# Start of DATA SUPPLIED
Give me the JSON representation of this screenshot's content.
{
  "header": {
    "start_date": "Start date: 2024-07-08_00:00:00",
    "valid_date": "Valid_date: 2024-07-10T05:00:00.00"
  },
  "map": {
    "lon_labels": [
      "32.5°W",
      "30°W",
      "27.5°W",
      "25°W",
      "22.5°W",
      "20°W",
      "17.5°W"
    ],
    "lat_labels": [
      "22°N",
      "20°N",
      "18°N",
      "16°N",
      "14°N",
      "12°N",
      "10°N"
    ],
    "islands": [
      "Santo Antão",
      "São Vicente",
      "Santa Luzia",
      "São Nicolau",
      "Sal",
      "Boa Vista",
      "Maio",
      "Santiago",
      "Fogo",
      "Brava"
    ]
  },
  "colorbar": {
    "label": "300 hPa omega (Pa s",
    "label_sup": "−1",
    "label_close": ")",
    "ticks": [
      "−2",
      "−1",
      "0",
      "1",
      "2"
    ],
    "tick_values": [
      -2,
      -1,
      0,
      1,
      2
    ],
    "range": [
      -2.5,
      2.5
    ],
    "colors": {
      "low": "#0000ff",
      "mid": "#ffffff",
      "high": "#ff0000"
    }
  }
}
# End of DATA SUPPLIED
■ **WHAT TO WORK ON**: Restate the data above word for word, please.

■ **TASK ANSWER**:
Give me the JSON representation of this screenshot's content.
{
  "header": {
    "start_date": "Start date: 2024-07-08_00:00:00",
    "valid_date": "Valid_date: 2024-07-10T05:00:00.00"
  },
  "map": {
    "lon_labels": [
      "32.5°W",
      "30°W",
      "27.5°W",
      "25°W",
      "22.5°W",
      "20°W",
      "17.5°W"
    ],
    "lat_labels": [
      "22°N",
      "20°N",
      "18°N",
      "16°N",
      "14°N",
      "12°N",
      "10°N"
    ],
    "islands": [
      "Santo Antão",
      "São Vicente",
      "Santa Luzia",
      "São Nicolau",
      "Sal",
      "Boa Vista",
      "Maio",
      "Santiago",
      "Fogo",
      "Brava"
    ]
  },
  "colorbar": {
    "label": "300 hPa omega (Pa s",
    "label_sup": "−1",
    "label_close": ")",
    "ticks": [
      "−2",
      "−1",
      "0",
      "1",
      "2"
    ],
    "tick_values": [
      -2,
      -1,
      0,
      1,
      2
    ],
    "range": [
      -2.5,
      2.5
    ],
    "colors": {
      "low": "#0000ff",
      "mid": "#ffffff",
      "high": "#ff0000"
    }
  }
}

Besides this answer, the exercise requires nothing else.